→ **Aim of the task**
Render every line of the data below as a numbered list, skipping blank lines and leaving out the pictures.

→ **Input data**
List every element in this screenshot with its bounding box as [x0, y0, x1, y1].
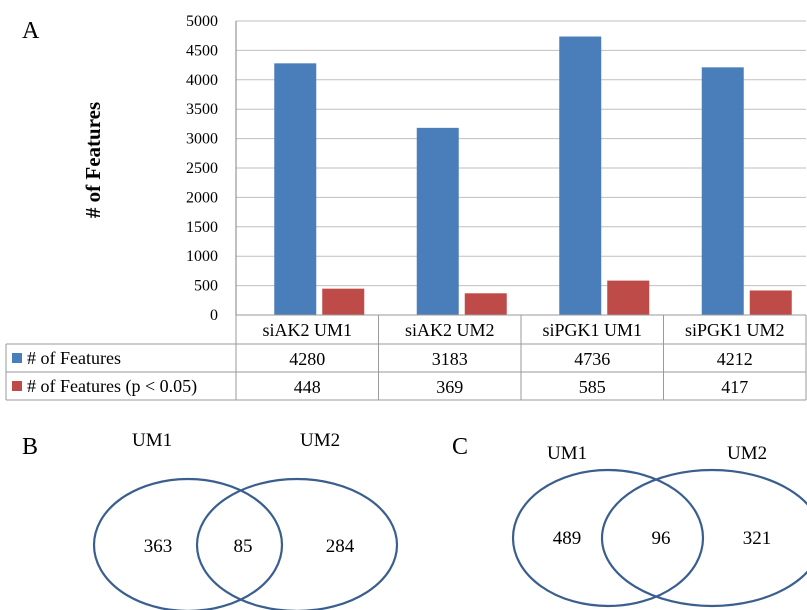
x-category-label: siAK2 UM2: [405, 320, 495, 340]
y-tick-labels: 0 500 1000 1500 2000 2500 3000 3500 4000 4500 5000: [186, 13, 218, 324]
x-category-label: siPGK1 UM2: [685, 320, 785, 340]
table-cell: 4736: [574, 349, 610, 369]
bar-features: [274, 63, 317, 315]
panel-c-letter: C: [452, 434, 468, 460]
table-row-label: # of Features (p < 0.05): [27, 376, 197, 397]
y-tick-label: 4000: [186, 72, 218, 89]
table-cell: 4280: [289, 349, 325, 369]
x-category-label: siPGK1 UM1: [542, 320, 642, 340]
y-tick-label: 3500: [186, 101, 218, 118]
venn-b-left-circle: [92, 477, 284, 610]
legend-key-features: [12, 353, 22, 363]
legend-key-features-p005: [12, 381, 22, 391]
venn-c-left-count: 489: [553, 528, 582, 549]
table-cell: 417: [721, 377, 748, 397]
y-tick-label: 1000: [186, 248, 218, 265]
table-cell: 4212: [717, 349, 753, 369]
y-tick-label: 4500: [186, 42, 218, 59]
y-tick-label: 5000: [186, 13, 218, 30]
venn-b-overlap-count: 85: [234, 536, 253, 557]
bar-features-p005: [464, 293, 507, 315]
bar-features: [416, 127, 459, 315]
bar-features-p005: [749, 290, 792, 315]
venn-c-left-circle: [511, 468, 705, 608]
venn-b-right-circle: [195, 477, 399, 610]
bar-features-p005: [607, 280, 650, 315]
y-tick-label: 2500: [186, 160, 218, 177]
bar-features-p005: [322, 288, 365, 315]
venn-c-right-count: 321: [743, 528, 772, 549]
bars: [274, 36, 792, 316]
table-cell: 585: [579, 377, 606, 397]
y-axis-label: # of Features: [81, 102, 105, 218]
table-cell: 3183: [432, 349, 468, 369]
y-tick-label: 500: [194, 278, 218, 295]
panel-b-letter: B: [22, 434, 38, 460]
y-tick-label: 2000: [186, 189, 218, 206]
venn-c-right-circle: [600, 468, 807, 608]
venn-b-right-count: 284: [326, 536, 355, 557]
venn-b-left-label: UM1: [132, 430, 172, 451]
bar-features: [559, 36, 602, 316]
venn-c-right-label: UM2: [727, 443, 767, 464]
bar-features: [701, 67, 744, 315]
y-tick-label: 3000: [186, 131, 218, 148]
gridlines: [236, 20, 806, 316]
venn-c-left-label: UM1: [547, 443, 587, 464]
panel-a-letter: A: [22, 18, 40, 44]
venn-b-right-label: UM2: [300, 430, 340, 451]
y-tick-label: 1500: [186, 219, 218, 236]
table-cell: 448: [294, 377, 321, 397]
table-cell: 369: [436, 377, 463, 397]
x-category-label: siAK2 UM1: [262, 320, 352, 340]
venn-c-overlap-count: 96: [652, 528, 671, 549]
y-tick-label: 0: [210, 307, 218, 324]
venn-b-left-count: 363: [144, 536, 173, 557]
data-table: siAK2 UM1 siAK2 UM2 siPGK1 UM1 siPGK1 UM2 # …: [5, 314, 807, 401]
table-row-label: # of Features: [27, 348, 121, 368]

→ **Result**
1. List every element in this screenshot with its bounding box as [x0, y0, x1, y1].
2. x-category-label: siAK2 UM2: [405, 320, 495, 340]
3. y-tick-labels: 0 500 1000 1500 2000 2500 3000 3500 4000 4500 5000: [186, 13, 218, 324]
4. x-category-label: siPGK1 UM2: [685, 320, 785, 340]
5. table-cell: 4736: [574, 349, 610, 369]
6. bar-features: [274, 63, 317, 315]
7. panel-c-letter: C: [452, 434, 468, 460]
8. table-row-label: # of Features (p < 0.05): [27, 376, 197, 397]
9. y-tick-label: 4000: [186, 72, 218, 89]
10. table-cell: 4280: [289, 349, 325, 369]
11. x-category-label: siPGK1 UM1: [542, 320, 642, 340]
12. y-tick-label: 3500: [186, 101, 218, 118]
13. venn-b-left-circle: [92, 477, 284, 610]
14. legend-key-features: [12, 353, 22, 363]
15. legend-key-features-p005: [12, 381, 22, 391]
16. venn-c-left-count: 489: [553, 528, 582, 549]
17. table-cell: 417: [721, 377, 748, 397]
18. y-tick-label: 1000: [186, 248, 218, 265]
19. table-cell: 4212: [717, 349, 753, 369]
20. y-tick-label: 4500: [186, 42, 218, 59]
21. y-tick-label: 5000: [186, 13, 218, 30]
22. venn-b-overlap-count: 85: [234, 536, 253, 557]
23. bar-features-p005: [464, 293, 507, 315]
24. bar-features: [416, 127, 459, 315]
25. bar-features-p005: [749, 290, 792, 315]
26. venn-c-left-circle: [511, 468, 705, 608]
27. venn-b-right-circle: [195, 477, 399, 610]
28. bar-features-p005: [607, 280, 650, 315]
29. y-tick-label: 2500: [186, 160, 218, 177]
30. bar-features-p005: [322, 288, 365, 315]
31. venn-c-right-count: 321: [743, 528, 772, 549]
32. bars: [274, 36, 792, 316]
33. table-cell: 585: [579, 377, 606, 397]
34. y-axis-label: # of Features: [81, 102, 105, 218]
35. table-cell: 3183: [432, 349, 468, 369]
36. y-tick-label: 500: [194, 278, 218, 295]
37. panel-b-letter: B: [22, 434, 38, 460]
38. y-tick-label: 2000: [186, 189, 218, 206]
39. venn-c-right-circle: [600, 468, 807, 608]
40. venn-b-right-count: 284: [326, 536, 355, 557]
41. venn-b-left-label: UM1: [132, 430, 172, 451]
42. bar-features: [559, 36, 602, 316]
43. venn-c-right-label: UM2: [727, 443, 767, 464]
44. bar-features: [701, 67, 744, 315]
45. y-tick-label: 3000: [186, 131, 218, 148]
46. gridlines: [236, 20, 806, 316]
47. venn-c-left-label: UM1: [547, 443, 587, 464]
48. panel-a-letter: A: [22, 18, 40, 44]
49. venn-b-right-label: UM2: [300, 430, 340, 451]
50. y-tick-label: 1500: [186, 219, 218, 236]
51. table-cell: 448: [294, 377, 321, 397]
52. table-cell: 369: [436, 377, 463, 397]
53. x-category-label: siAK2 UM1: [262, 320, 352, 340]
54. venn-c-overlap-count: 96: [652, 528, 671, 549]
55. y-tick-label: 0: [210, 307, 218, 324]
56. venn-b-left-count: 363: [144, 536, 173, 557]
57. data-table: siAK2 UM1 siAK2 UM2 siPGK1 UM1 siPGK1 UM2 # …: [5, 314, 807, 401]
58. table-row-label: # of Features: [27, 348, 121, 368]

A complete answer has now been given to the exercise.